- **Required task**:
Answer these questions about the passage on BGZF compression:
1. Which bits of the 64-bit virtual file offset keep the real file offset of the start of the gzip block?
2. What do the lower 16 bits store?
3. Where is the detailed description of the BGZF format given?

- **Quoted passage**:
2.1 Sorting and BGZF compression
Bgzip compresses the data file in the BGZF format, which is the concatenation
of a series of gzip blocks with each block holding at most 216 bytes of
uncompressed data.

In the compressed file, each uncompressed byte in the text data file is
assigned a unique 64-bit virtual file offset where the higher 48 bits keep the
real file offset of the start of the gzip block the byte falls in, and the
lower 16 bits store the offset of the byte inside the gzip block. Given a
virtual file offset, one can directly seek to the start of the gzip block using
the higher 48 bits, decompress the block and retrieve the byte pointed by the
lower 16 bits of the virtual offset. Random access can thus be achieved without
the help of additional index structures. As gzip works with concatenated gzip
files, it can also seamlessly decompress a BGZF file. The detailed description
of the BGZF format is described in the SAM specification.

- **Rows**:
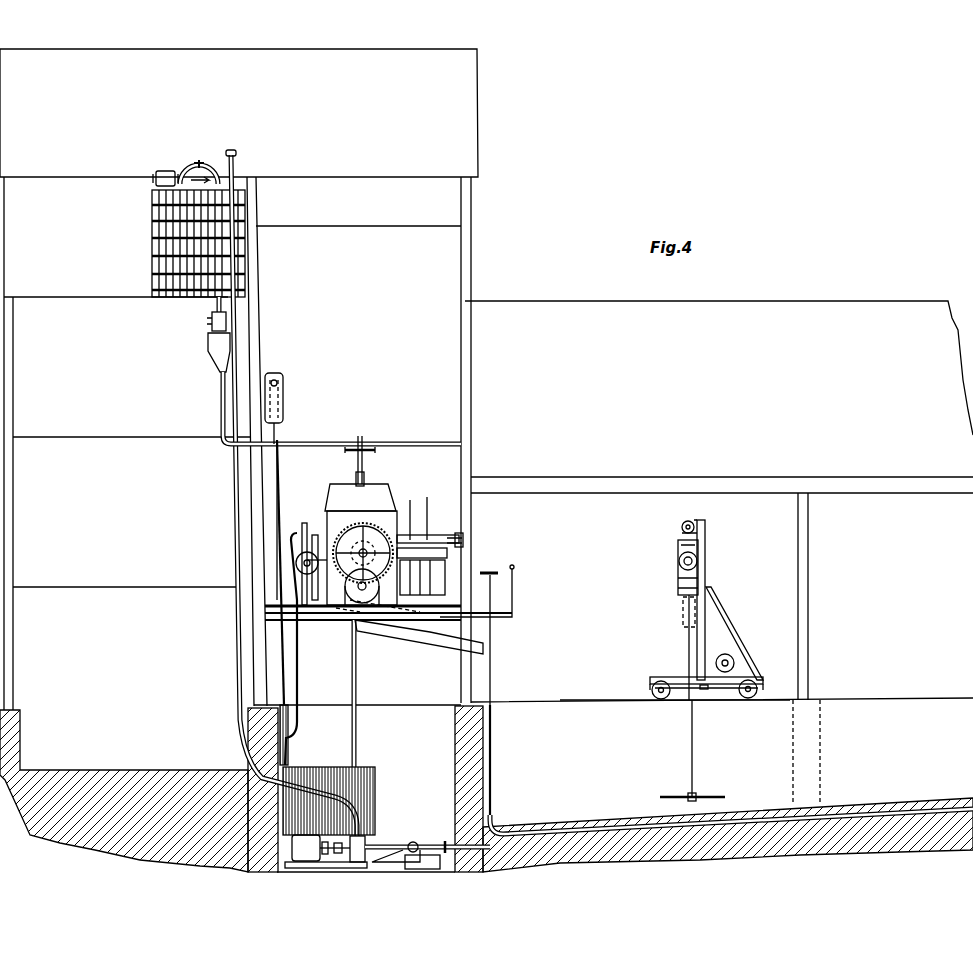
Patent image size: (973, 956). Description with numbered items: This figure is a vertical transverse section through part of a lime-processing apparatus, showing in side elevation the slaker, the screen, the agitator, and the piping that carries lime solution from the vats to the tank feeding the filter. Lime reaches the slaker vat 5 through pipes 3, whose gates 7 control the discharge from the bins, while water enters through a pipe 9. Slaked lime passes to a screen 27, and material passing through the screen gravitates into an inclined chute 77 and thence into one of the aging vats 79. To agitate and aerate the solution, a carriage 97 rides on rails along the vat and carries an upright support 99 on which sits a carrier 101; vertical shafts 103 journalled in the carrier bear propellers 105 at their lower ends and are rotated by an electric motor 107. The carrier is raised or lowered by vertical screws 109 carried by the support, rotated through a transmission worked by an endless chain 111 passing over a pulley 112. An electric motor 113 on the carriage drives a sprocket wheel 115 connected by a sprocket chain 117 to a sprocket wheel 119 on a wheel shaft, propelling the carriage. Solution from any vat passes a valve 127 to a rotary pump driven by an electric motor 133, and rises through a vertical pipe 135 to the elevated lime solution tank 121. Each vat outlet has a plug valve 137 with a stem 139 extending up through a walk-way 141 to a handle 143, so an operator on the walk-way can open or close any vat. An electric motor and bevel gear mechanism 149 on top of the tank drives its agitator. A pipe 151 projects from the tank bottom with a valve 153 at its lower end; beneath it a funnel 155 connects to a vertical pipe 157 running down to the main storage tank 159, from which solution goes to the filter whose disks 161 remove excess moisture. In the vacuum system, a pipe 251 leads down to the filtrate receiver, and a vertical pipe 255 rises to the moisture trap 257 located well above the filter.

The pipe 3 is at (364, 459).
The slaker vat 5 is at (322, 512).
The gate 7 is at (376, 449).
The pipe 9 is at (366, 476).
The screen 27 is at (356, 639).
The inclined chute 77 is at (397, 632).
The aging vat 79 is at (675, 723).
The carriage 97 is at (660, 679).
The upright support 99 is at (697, 644).
The carrier 101 is at (676, 580).
The vertical shaft 103 is at (692, 731).
The propeller 105 is at (715, 796).
The electric motor 107 is at (679, 563).
The vertical screw 109 is at (686, 620).
The endless chain 111 is at (684, 614).
The pulley 112 is at (682, 526).
The electric motor 113 is at (744, 655).
The sprocket wheel 115 is at (735, 664).
The sprocket chain 117 is at (763, 680).
The sprocket wheel 119 is at (758, 689).
The lime solution tank 121 is at (152, 205).
The valve 127 is at (417, 844).
The electric motor 133 is at (362, 843).
The vertical pipe 135 is at (240, 321).
The plug valve 137 is at (503, 827).
The stem 139 is at (492, 683).
The walk-way 141 is at (505, 617).
The handle 143 is at (514, 567).
The electric motor and bevel gear mechanism 149 is at (167, 173).
The pipe 151 is at (216, 306).
The valve 153 is at (211, 323).
The funnel 155 is at (208, 345).
The vertical pipe 157 is at (221, 401).
The main storage tank 159 is at (376, 794).
The disk 161 is at (421, 505).
The pipe 251 is at (298, 673).
The vertical pipe 255 is at (278, 479).
The moisture trap 257 is at (284, 387).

- **Task result**:
1. The higher 48 bits.
2. The offset of the byte inside the gzip block.
3. In the SAM specification.